Short problem: Check each line of the listing below for the string "average", and copy the ones that have it.

Extracted records:
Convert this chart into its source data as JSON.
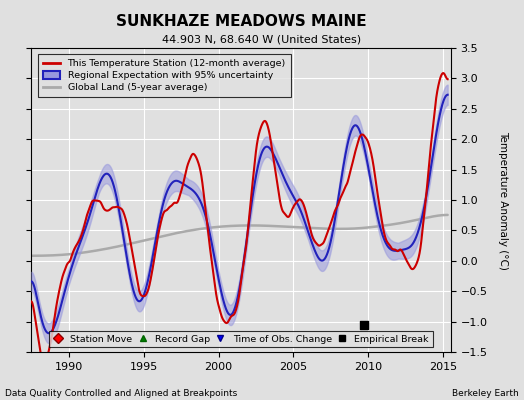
{
  "title": "SUNKHAZE MEADOWS MAINE",
  "subtitle": "44.903 N, 68.640 W (United States)",
  "ylabel": "Temperature Anomaly (°C)",
  "xlabel_left": "Data Quality Controlled and Aligned at Breakpoints",
  "xlabel_right": "Berkeley Earth",
  "ylim": [
    -1.5,
    3.5
  ],
  "xlim": [
    1987.5,
    2015.5
  ],
  "xticks": [
    1990,
    1995,
    2000,
    2005,
    2010,
    2015
  ],
  "yticks": [
    -1.5,
    -1.0,
    -0.5,
    0.0,
    0.5,
    1.0,
    1.5,
    2.0,
    2.5,
    3.0,
    3.5
  ],
  "bg_color": "#e0e0e0",
  "plot_bg_color": "#e0e0e0",
  "station_color": "#cc0000",
  "regional_color": "#2222bb",
  "regional_fill_color": "#9999dd",
  "global_color": "#aaaaaa",
  "legend_items": [
    {
      "label": "This Temperature Station (12-month average)",
      "color": "#cc0000"
    },
    {
      "label": "Regional Expectation with 95% uncertainty",
      "color": "#2222bb"
    },
    {
      "label": "Global Land (5-year average)",
      "color": "#aaaaaa"
    }
  ],
  "scatter_items": [
    {
      "label": "Station Move",
      "marker": "D",
      "color": "red"
    },
    {
      "label": "Record Gap",
      "marker": "^",
      "color": "green"
    },
    {
      "label": "Time of Obs. Change",
      "marker": "v",
      "color": "blue"
    },
    {
      "label": "Empirical Break",
      "marker": "s",
      "color": "black"
    }
  ],
  "empirical_break_x": 2009.7,
  "empirical_break_y": -1.05
}
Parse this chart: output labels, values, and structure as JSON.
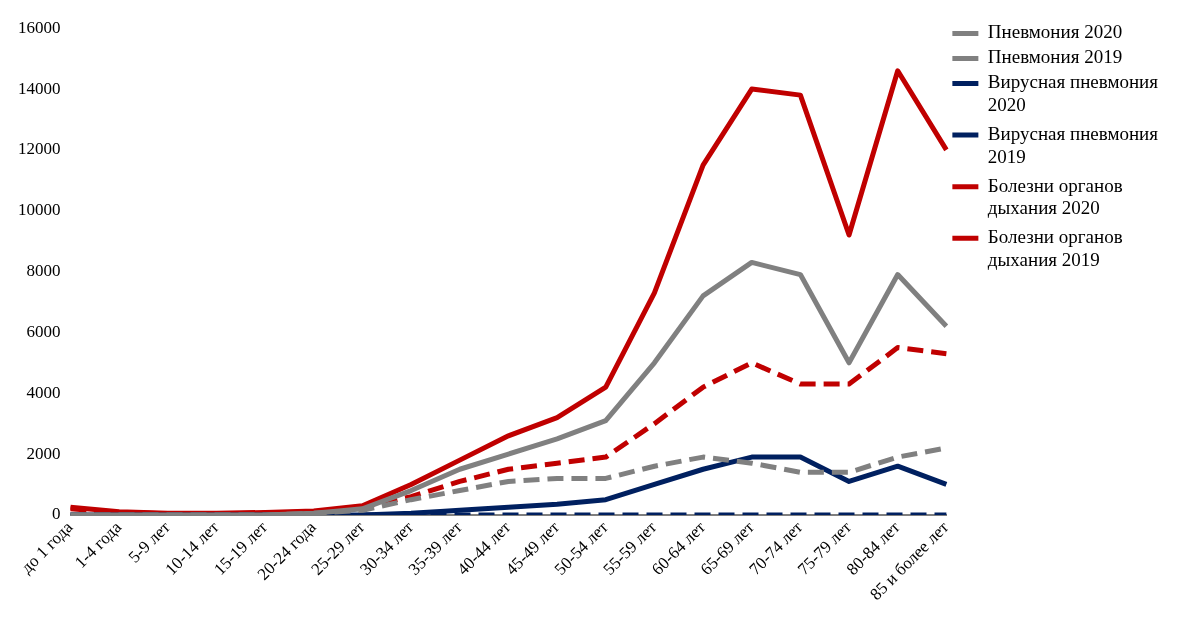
{
  "chart_data": {
    "type": "line",
    "categories": [
      "до 1 года",
      "1-4 года",
      "5-9 лет",
      "10-14 лет",
      "15-19 лет",
      "20-24 года",
      "25-29 лет",
      "30-34 лет",
      "35-39 лет",
      "40-44 лет",
      "45-49 лет",
      "50-54 лет",
      "55-59 лет",
      "60-64 лет",
      "65-69 лет",
      "70-74 лет",
      "75-79 лет",
      "80-84 лет",
      "85 и более лет"
    ],
    "series": [
      {
        "name": "Пневмония 2020",
        "color": "#808080",
        "line_style": "solid",
        "values": [
          0,
          0,
          0,
          0,
          0,
          50,
          200,
          800,
          1500,
          2000,
          2500,
          3100,
          5000,
          7200,
          8300,
          7900,
          5000,
          7900,
          6200
        ]
      },
      {
        "name": "Пневмония 2019",
        "color": "#808080",
        "line_style": "dashed",
        "values": [
          0,
          0,
          0,
          0,
          0,
          50,
          150,
          500,
          800,
          1100,
          1200,
          1200,
          1600,
          1900,
          1700,
          1400,
          1400,
          1900,
          2200
        ]
      },
      {
        "name": "Вирусная пневмония 2020",
        "color": "#002060",
        "line_style": "solid",
        "values": [
          0,
          0,
          0,
          0,
          0,
          0,
          0,
          50,
          150,
          250,
          350,
          500,
          1000,
          1500,
          1900,
          1900,
          1100,
          1600,
          1000
        ]
      },
      {
        "name": "Вирусная пневмония 2019",
        "color": "#002060",
        "line_style": "dashed",
        "values": [
          0,
          0,
          0,
          0,
          0,
          0,
          0,
          0,
          0,
          0,
          0,
          0,
          0,
          0,
          0,
          0,
          0,
          0,
          0
        ]
      },
      {
        "name": "Болезни органов дыхания 2020",
        "color": "#c00000",
        "line_style": "solid",
        "values": [
          250,
          100,
          50,
          50,
          80,
          130,
          300,
          1000,
          1800,
          2600,
          3200,
          4200,
          7300,
          11500,
          14000,
          13800,
          9200,
          14600,
          12000
        ]
      },
      {
        "name": "Болезни органов дыхания 2019",
        "color": "#c00000",
        "line_style": "dashed",
        "values": [
          200,
          80,
          40,
          40,
          60,
          100,
          250,
          600,
          1100,
          1500,
          1700,
          1900,
          3000,
          4200,
          5000,
          4300,
          4300,
          5500,
          5300
        ]
      }
    ],
    "ylim": [
      0,
      16000
    ],
    "yticks": [
      0,
      2000,
      4000,
      6000,
      8000,
      10000,
      12000,
      14000,
      16000
    ],
    "grid": false,
    "legend": "right",
    "marker": "none"
  }
}
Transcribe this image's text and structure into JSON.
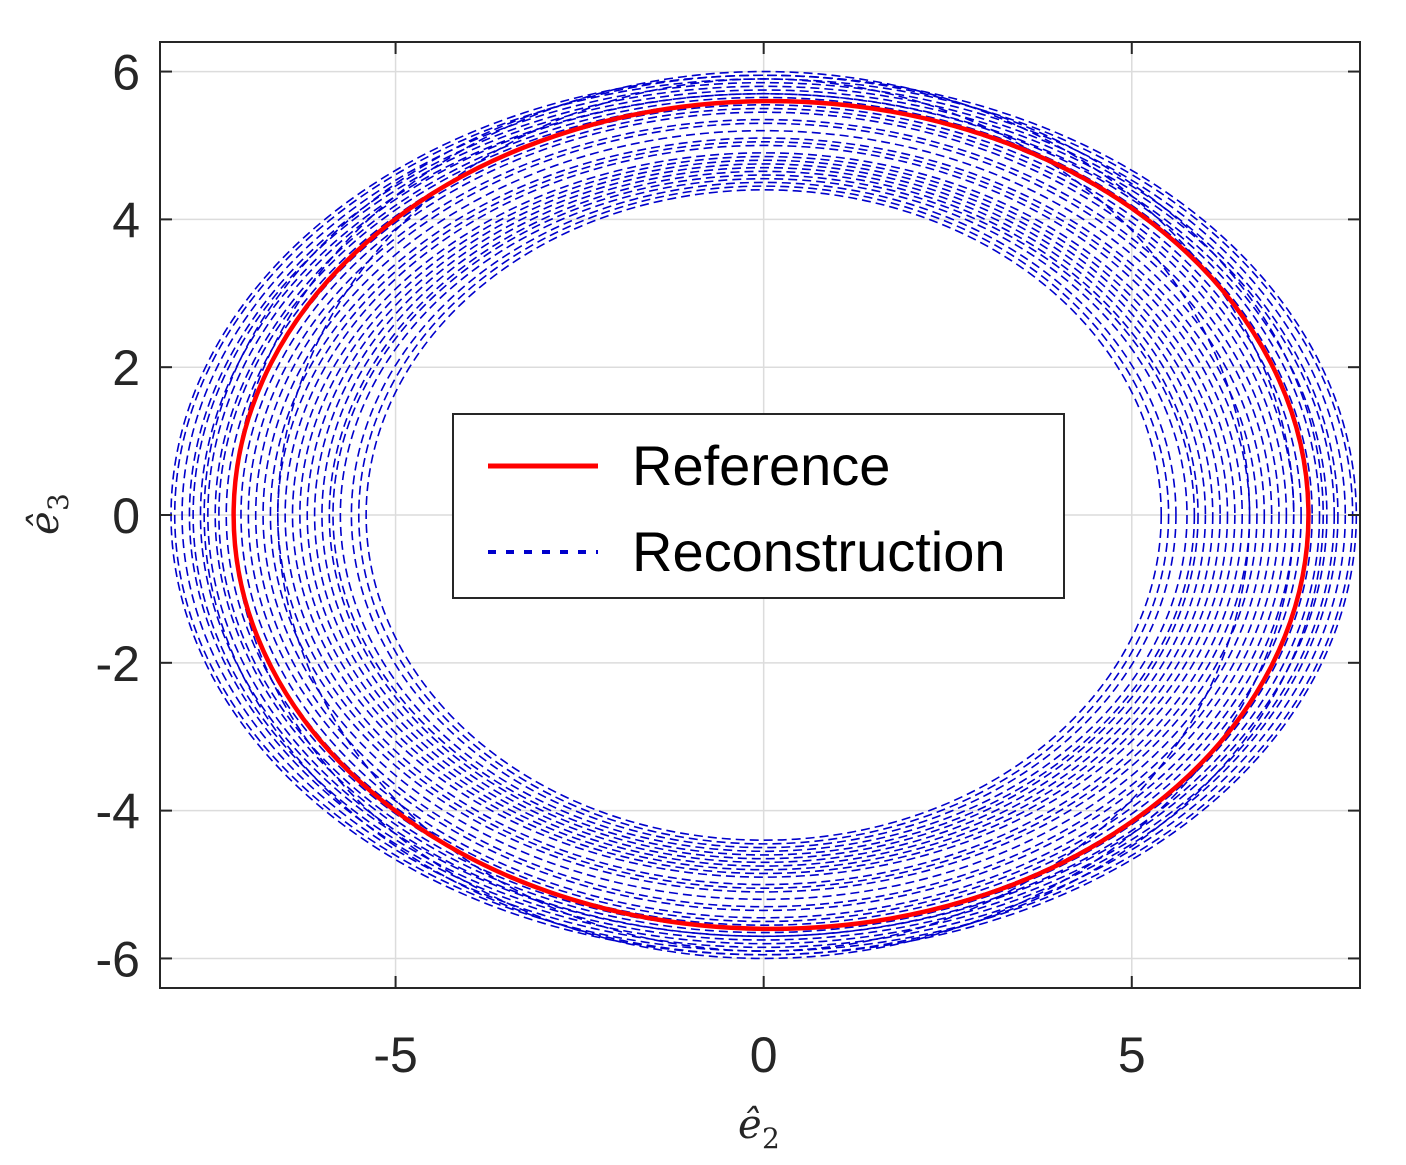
{
  "chart_data": {
    "type": "line",
    "xlabel": "ê₂",
    "ylabel": "ê₃",
    "xlim": [
      -8.2,
      8.1
    ],
    "ylim": [
      -6.4,
      6.4
    ],
    "xticks": [
      -5,
      0,
      5
    ],
    "xtick_labels": [
      "-5",
      "0",
      "5"
    ],
    "yticks": [
      -6,
      -4,
      -2,
      0,
      2,
      4,
      6
    ],
    "ytick_labels": [
      "-6",
      "-4",
      "-2",
      "0",
      "2",
      "4",
      "6"
    ],
    "grid": true,
    "legend_position": "center",
    "series": [
      {
        "name": "Reference",
        "style": "solid",
        "color": "#ff0000",
        "shape": "ellipse",
        "center": [
          0.1,
          0.0
        ],
        "semi_axes": [
          7.3,
          5.6
        ]
      },
      {
        "name": "Reconstruction",
        "style": "dotted",
        "color": "#0000cc",
        "shape": "ellipse-family",
        "orbits": [
          [
            8.05,
            5.95
          ],
          [
            8.0,
            5.9
          ],
          [
            7.9,
            5.85
          ],
          [
            7.8,
            5.8
          ],
          [
            7.75,
            5.75
          ],
          [
            7.65,
            5.7
          ],
          [
            7.55,
            5.7
          ],
          [
            7.45,
            5.65
          ],
          [
            7.4,
            5.6
          ],
          [
            7.3,
            5.55
          ],
          [
            7.2,
            5.5
          ],
          [
            7.1,
            5.45
          ],
          [
            7.0,
            5.35
          ],
          [
            6.9,
            5.3
          ],
          [
            6.8,
            5.2
          ],
          [
            6.7,
            5.1
          ],
          [
            6.6,
            5.05
          ],
          [
            6.5,
            5.0
          ],
          [
            6.4,
            4.9
          ],
          [
            6.3,
            4.85
          ],
          [
            6.2,
            4.8
          ],
          [
            6.1,
            4.75
          ],
          [
            6.0,
            4.7
          ],
          [
            5.9,
            4.65
          ],
          [
            5.85,
            4.6
          ],
          [
            5.75,
            4.55
          ],
          [
            5.6,
            4.5
          ],
          [
            5.5,
            4.45
          ],
          [
            5.4,
            4.4
          ],
          [
            7.6,
            5.95
          ],
          [
            7.2,
            6.0
          ],
          [
            6.6,
            5.9
          ]
        ]
      }
    ]
  },
  "legend": {
    "items": [
      {
        "label": "Reference",
        "color": "#ff0000",
        "style": "solid"
      },
      {
        "label": "Reconstruction",
        "color": "#0000cc",
        "style": "dotted"
      }
    ]
  },
  "axes": {
    "xlabel_main": "ê",
    "xlabel_sub": "2",
    "ylabel_main": "ê",
    "ylabel_sub": "3"
  }
}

Full response:
      "label": "This Temperature Station (12-month average)",
      "label": "Global Land (5-year average)",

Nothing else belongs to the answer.